◆ EXERCISE DETAILS ◆
Looking through the listing, how many of its lines hold the word "using"? Answer with only the number.

◆ Records from a collection of figures ◆
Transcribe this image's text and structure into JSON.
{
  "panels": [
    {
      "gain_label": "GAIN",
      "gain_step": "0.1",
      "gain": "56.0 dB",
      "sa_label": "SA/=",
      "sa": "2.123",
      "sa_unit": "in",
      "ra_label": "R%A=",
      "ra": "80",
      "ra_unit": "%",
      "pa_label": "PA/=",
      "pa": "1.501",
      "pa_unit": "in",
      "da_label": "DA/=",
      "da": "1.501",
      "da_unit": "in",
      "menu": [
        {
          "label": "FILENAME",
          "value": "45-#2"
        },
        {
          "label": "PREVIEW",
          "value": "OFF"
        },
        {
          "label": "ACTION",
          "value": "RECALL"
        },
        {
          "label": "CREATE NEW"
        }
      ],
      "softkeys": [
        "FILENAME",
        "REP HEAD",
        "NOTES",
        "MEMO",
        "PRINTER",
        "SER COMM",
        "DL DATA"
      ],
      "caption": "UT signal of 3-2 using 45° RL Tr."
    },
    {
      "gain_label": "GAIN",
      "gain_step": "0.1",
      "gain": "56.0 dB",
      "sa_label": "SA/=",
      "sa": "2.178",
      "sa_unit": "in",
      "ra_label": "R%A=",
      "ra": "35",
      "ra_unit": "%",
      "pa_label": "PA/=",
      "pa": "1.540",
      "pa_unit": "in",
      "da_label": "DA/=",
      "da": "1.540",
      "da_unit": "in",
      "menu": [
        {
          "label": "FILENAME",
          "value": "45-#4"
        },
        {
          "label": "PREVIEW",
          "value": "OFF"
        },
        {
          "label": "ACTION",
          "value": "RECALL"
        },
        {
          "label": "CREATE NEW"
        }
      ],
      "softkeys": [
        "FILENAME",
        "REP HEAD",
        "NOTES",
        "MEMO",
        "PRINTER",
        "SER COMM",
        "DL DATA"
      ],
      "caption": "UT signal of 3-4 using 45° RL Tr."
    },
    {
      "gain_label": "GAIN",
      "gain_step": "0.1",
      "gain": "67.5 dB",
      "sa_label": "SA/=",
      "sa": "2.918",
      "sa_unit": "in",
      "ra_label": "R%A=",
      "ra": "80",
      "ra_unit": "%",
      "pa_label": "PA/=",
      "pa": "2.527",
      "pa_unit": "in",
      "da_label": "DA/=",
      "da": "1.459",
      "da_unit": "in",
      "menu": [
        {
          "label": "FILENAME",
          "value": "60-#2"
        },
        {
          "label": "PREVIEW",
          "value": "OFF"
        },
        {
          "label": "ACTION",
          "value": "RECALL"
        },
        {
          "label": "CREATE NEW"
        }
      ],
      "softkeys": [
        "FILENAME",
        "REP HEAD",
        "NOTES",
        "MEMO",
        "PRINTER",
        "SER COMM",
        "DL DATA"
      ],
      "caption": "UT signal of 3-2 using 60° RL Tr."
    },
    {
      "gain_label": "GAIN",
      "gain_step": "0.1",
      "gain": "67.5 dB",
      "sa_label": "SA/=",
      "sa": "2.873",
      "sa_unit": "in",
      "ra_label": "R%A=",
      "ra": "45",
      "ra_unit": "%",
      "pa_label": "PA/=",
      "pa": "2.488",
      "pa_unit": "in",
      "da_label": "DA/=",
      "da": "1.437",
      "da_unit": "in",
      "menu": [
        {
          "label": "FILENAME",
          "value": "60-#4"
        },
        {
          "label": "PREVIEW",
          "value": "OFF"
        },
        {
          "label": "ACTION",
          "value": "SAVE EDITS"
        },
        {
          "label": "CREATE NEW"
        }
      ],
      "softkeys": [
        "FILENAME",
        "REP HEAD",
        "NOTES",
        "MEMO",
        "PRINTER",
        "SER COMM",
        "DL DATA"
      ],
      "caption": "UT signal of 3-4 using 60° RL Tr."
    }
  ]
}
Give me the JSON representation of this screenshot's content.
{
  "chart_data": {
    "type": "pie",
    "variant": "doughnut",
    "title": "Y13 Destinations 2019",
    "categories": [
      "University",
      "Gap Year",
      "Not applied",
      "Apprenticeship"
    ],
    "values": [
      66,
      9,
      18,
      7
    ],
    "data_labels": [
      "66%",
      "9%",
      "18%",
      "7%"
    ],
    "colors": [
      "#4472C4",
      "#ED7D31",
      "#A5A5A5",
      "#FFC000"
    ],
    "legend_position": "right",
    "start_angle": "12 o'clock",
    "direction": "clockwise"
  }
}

◆ EXERCISE SOLUTION ◆
4